Stated task: Locate every line in the material below that has the word "autre". Copy each of those lines.
== Recorded information
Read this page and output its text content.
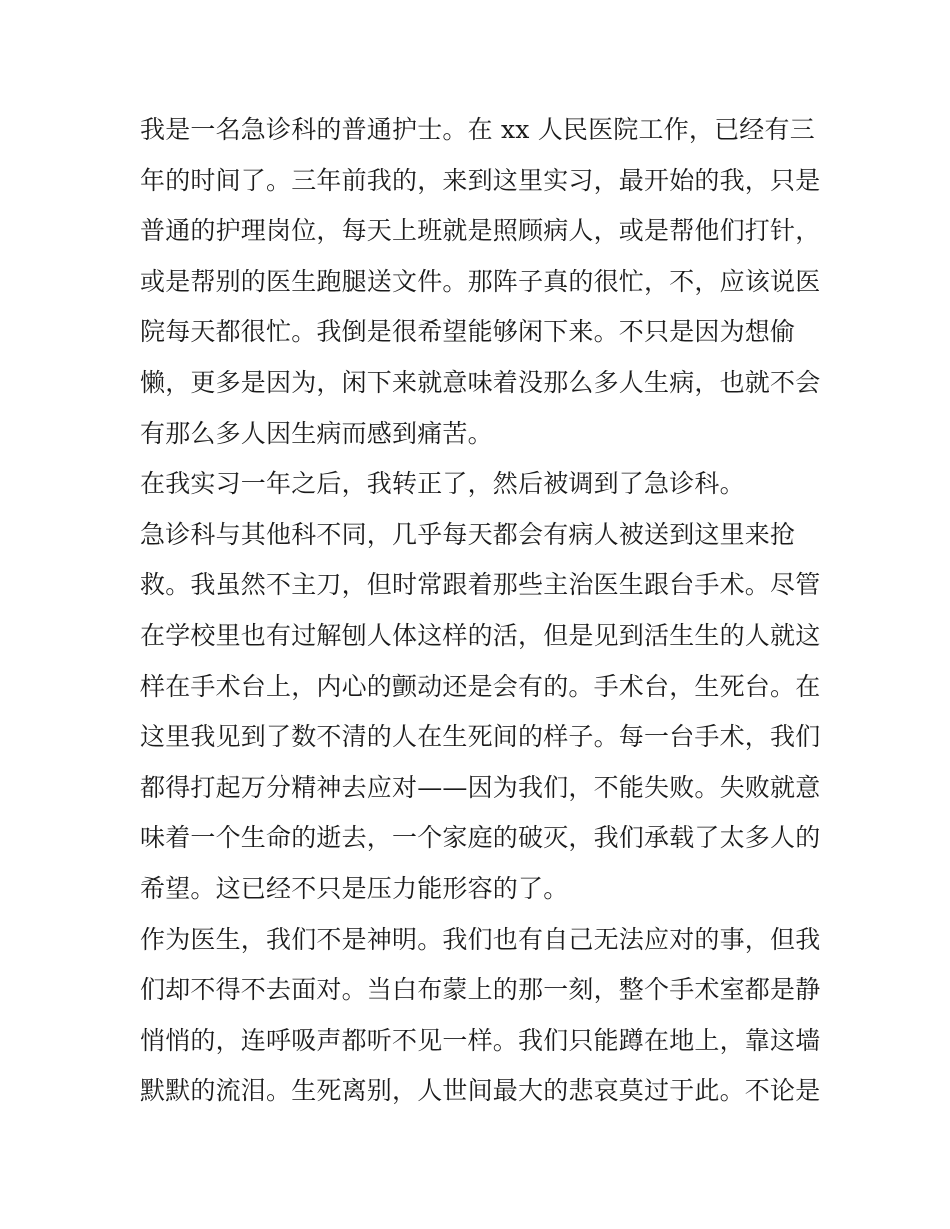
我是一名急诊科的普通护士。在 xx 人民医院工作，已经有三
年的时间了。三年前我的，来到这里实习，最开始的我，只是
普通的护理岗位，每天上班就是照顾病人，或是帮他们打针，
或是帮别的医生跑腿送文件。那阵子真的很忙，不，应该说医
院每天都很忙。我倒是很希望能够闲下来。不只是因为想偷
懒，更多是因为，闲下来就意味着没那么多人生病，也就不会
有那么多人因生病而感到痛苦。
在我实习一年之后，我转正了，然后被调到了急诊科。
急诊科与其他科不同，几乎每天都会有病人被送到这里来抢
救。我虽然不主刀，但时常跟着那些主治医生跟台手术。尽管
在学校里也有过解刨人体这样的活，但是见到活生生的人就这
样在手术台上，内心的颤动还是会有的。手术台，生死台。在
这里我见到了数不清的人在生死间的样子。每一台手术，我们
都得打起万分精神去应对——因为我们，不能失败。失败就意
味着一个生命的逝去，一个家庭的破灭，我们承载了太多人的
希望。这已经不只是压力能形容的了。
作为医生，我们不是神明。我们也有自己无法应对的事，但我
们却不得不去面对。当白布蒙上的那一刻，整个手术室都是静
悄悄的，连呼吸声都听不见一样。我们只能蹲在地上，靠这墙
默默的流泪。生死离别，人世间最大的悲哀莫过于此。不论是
====
== Recorded information
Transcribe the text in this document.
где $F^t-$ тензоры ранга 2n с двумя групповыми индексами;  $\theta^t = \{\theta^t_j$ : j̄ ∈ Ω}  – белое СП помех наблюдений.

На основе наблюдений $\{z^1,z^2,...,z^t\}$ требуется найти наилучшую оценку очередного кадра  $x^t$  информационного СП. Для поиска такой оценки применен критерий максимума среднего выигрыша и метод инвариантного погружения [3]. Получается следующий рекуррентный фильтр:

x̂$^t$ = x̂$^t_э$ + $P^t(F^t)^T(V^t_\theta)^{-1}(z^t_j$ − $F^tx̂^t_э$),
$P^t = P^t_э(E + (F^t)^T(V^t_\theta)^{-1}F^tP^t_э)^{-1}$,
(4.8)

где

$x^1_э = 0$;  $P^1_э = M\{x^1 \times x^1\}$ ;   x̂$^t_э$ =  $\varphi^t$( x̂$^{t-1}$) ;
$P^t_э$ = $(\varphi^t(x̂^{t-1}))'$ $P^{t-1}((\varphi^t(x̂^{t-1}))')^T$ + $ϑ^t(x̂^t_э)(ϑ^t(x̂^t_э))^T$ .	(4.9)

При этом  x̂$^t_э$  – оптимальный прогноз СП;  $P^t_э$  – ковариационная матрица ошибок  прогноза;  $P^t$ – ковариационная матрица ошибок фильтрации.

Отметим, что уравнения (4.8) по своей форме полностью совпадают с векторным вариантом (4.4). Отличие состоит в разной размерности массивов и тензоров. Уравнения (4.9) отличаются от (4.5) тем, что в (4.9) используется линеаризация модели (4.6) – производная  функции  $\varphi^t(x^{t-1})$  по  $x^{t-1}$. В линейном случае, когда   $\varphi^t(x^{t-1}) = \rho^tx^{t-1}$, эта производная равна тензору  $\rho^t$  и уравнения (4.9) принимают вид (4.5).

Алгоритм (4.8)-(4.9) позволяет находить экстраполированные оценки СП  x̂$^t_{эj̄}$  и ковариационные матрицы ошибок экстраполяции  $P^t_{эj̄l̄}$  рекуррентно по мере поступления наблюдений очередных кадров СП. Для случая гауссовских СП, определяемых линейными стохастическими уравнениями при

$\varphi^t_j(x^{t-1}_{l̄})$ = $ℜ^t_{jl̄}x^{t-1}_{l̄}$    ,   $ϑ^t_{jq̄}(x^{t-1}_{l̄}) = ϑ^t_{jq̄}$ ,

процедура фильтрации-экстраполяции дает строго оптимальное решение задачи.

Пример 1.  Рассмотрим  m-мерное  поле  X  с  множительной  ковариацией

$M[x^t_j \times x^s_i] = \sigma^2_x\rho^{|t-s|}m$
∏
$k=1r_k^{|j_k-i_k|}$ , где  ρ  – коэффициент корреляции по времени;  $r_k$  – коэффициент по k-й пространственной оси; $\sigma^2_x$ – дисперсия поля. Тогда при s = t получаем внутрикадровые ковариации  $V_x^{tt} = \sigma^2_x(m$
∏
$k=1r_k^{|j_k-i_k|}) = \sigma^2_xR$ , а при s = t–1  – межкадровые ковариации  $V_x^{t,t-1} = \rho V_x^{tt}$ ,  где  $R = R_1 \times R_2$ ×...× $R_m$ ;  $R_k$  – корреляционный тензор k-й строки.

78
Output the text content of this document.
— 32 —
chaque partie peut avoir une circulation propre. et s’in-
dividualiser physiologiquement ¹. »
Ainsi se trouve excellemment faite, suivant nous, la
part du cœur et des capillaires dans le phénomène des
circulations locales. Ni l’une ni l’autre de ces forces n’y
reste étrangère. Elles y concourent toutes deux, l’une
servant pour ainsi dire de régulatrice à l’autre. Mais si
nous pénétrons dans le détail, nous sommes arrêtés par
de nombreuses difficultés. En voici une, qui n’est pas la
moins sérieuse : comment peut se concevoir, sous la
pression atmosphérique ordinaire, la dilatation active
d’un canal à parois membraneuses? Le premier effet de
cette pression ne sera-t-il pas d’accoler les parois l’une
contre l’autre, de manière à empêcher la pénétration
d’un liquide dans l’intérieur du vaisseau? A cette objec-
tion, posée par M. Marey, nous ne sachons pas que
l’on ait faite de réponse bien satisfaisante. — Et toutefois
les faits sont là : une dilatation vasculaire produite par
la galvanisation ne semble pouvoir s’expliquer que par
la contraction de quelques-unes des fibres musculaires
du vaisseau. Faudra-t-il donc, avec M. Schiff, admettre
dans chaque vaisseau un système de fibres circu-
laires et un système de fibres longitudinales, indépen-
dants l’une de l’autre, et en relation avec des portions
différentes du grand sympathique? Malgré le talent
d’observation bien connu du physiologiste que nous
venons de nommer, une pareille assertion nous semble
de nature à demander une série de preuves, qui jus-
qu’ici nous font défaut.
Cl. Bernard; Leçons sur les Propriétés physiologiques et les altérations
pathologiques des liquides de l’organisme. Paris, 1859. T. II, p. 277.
====
== Recorded information
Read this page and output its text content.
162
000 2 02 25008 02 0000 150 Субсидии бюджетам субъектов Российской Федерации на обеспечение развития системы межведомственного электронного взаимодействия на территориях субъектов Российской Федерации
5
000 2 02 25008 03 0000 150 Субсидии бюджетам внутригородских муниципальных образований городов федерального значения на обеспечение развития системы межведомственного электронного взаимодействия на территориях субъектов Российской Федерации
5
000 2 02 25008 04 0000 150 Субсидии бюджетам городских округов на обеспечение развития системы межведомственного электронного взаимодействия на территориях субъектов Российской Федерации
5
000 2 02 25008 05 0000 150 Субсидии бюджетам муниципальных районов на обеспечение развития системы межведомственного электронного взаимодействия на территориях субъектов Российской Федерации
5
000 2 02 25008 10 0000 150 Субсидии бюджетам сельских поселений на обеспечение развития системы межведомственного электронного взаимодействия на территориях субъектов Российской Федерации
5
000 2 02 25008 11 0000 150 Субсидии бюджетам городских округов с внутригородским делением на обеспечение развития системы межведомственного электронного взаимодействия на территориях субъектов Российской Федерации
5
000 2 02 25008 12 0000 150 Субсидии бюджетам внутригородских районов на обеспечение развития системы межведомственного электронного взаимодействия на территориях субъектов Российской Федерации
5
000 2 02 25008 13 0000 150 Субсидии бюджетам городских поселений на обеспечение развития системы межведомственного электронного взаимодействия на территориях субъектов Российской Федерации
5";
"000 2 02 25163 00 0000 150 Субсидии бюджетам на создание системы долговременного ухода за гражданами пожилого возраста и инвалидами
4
====
Expected output:
circulations locales. Ni l’une ni l’autre de ces forces n’y
servant pour ainsi dire de régulatrice à l’autre. Mais si
contre l’autre, de manière à empêcher la pénétration
dants l’une de l’autre, et en relation avec des portions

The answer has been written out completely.